| Short exercise |
Search the records for the word "ylabel" and report each line that has it.
━━ Entries ━━
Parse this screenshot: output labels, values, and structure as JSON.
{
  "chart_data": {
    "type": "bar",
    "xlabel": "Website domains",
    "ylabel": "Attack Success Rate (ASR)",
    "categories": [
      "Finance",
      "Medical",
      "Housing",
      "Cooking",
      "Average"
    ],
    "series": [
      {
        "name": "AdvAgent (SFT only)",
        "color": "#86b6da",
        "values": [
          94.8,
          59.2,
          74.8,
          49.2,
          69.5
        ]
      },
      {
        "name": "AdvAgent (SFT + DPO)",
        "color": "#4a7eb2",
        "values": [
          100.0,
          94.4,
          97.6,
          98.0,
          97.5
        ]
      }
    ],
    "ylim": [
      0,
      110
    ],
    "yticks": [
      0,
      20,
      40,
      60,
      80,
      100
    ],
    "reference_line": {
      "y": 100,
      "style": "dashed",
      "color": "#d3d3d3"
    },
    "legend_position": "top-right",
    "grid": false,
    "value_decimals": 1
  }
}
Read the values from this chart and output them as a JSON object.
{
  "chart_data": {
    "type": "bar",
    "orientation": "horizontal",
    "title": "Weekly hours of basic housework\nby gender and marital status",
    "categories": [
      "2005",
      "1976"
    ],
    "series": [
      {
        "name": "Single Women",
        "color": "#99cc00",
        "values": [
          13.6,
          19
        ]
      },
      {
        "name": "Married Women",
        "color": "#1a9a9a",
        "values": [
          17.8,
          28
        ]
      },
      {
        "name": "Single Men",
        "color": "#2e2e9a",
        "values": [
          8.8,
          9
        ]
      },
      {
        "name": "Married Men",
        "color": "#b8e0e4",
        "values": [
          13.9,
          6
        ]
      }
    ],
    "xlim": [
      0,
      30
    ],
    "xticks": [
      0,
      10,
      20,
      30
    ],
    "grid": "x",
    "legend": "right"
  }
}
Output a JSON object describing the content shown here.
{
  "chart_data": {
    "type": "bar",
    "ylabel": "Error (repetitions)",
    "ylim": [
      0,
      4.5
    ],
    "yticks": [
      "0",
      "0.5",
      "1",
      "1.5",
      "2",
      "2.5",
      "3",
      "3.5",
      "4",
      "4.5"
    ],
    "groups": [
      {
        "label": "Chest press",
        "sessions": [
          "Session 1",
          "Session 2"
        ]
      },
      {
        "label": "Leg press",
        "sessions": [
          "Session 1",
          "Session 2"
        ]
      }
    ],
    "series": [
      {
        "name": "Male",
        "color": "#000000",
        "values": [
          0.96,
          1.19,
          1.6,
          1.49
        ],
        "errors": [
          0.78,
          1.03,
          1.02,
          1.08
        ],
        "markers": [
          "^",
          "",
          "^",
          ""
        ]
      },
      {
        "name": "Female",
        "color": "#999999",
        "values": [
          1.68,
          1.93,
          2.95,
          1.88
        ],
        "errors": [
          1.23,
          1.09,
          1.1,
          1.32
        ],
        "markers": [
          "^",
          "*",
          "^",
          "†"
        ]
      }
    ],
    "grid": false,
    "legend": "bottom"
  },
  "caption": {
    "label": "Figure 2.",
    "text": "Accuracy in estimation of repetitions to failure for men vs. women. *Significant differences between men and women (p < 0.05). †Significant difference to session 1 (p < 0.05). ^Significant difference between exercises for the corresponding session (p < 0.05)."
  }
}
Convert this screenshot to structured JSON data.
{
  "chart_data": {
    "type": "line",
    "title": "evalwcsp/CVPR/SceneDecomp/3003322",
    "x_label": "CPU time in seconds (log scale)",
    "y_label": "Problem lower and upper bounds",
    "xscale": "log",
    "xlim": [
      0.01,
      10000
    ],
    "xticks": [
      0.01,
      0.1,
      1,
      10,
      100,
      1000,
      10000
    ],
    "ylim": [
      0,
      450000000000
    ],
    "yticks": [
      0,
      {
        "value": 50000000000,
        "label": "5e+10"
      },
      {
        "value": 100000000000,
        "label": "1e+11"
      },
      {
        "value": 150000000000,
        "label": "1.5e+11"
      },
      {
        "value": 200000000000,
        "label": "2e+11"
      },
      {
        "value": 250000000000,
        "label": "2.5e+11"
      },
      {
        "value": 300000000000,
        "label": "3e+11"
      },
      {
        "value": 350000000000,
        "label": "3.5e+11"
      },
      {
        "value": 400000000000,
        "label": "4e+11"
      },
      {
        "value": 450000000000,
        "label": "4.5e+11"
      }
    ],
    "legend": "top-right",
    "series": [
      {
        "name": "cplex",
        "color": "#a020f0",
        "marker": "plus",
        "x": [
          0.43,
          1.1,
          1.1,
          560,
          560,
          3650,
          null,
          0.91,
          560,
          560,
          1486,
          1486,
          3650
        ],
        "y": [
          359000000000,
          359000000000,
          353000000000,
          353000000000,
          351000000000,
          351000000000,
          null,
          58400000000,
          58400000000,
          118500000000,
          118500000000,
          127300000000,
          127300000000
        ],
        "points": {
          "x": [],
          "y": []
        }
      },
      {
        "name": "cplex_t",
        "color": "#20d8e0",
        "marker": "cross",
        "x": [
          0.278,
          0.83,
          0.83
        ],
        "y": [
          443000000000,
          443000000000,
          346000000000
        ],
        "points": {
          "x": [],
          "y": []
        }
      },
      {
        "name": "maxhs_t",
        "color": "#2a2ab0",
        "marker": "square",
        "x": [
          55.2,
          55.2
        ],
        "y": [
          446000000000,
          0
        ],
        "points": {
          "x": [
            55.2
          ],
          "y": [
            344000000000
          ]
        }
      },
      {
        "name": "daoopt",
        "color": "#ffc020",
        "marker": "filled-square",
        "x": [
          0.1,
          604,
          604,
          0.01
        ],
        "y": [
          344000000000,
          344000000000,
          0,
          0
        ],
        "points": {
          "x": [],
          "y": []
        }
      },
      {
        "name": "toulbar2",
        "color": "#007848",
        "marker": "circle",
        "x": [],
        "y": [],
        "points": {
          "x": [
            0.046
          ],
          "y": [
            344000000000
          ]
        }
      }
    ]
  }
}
━━━
| Result of the task |
    "ylabel": "Attack Success Rate (ASR)",
    "ylabel": "Error (repetitions)",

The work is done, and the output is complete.